Task to complete. Go through the data below. List every line that holds the word "date".

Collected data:

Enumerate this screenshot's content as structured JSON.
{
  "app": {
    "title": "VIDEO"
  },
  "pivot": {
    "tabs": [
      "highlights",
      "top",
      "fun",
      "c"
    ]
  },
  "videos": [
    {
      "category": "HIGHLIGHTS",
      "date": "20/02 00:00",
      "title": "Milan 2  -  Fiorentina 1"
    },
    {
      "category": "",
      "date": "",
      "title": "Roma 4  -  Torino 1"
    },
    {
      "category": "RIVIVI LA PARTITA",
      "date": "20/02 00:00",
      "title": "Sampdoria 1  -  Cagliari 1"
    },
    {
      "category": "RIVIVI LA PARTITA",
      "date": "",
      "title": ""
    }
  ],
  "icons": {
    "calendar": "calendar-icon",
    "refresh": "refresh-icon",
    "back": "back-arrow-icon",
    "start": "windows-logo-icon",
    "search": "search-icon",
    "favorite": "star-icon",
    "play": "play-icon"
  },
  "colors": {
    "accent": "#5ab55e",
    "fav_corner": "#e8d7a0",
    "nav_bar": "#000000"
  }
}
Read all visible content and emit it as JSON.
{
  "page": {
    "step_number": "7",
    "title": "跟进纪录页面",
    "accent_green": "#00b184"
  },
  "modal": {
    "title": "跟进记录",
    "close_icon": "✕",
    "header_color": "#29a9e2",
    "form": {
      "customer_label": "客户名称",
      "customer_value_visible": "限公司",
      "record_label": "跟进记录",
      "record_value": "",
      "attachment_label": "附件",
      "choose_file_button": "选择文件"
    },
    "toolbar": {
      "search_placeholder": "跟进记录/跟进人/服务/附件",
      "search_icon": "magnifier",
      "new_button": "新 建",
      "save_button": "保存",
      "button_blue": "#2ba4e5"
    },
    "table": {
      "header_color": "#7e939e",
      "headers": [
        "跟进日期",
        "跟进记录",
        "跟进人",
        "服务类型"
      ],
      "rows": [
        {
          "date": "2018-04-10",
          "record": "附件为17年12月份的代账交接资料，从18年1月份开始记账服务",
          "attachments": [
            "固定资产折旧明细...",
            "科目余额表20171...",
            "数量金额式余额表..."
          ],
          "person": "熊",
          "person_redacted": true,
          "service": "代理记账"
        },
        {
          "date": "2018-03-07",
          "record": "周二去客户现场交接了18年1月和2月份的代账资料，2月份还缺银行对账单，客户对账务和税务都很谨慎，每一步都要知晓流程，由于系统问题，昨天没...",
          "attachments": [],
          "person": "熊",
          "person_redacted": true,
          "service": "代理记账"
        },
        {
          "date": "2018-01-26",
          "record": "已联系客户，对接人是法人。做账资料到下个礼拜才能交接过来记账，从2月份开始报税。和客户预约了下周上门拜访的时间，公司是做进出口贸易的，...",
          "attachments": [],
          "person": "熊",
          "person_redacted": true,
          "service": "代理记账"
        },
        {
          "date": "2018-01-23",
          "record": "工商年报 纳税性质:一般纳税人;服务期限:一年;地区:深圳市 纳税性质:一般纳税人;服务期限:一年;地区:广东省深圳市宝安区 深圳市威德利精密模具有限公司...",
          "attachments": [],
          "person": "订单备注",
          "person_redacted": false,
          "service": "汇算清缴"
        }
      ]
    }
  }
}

Exercise output.
      "date": "20/02 00:00",
      "date": "",
      "date": "20/02 00:00",
      "date": "",
          "date": "2018-04-10",
          "date": "2018-03-07",
          "date": "2018-01-26",
          "date": "2018-01-23",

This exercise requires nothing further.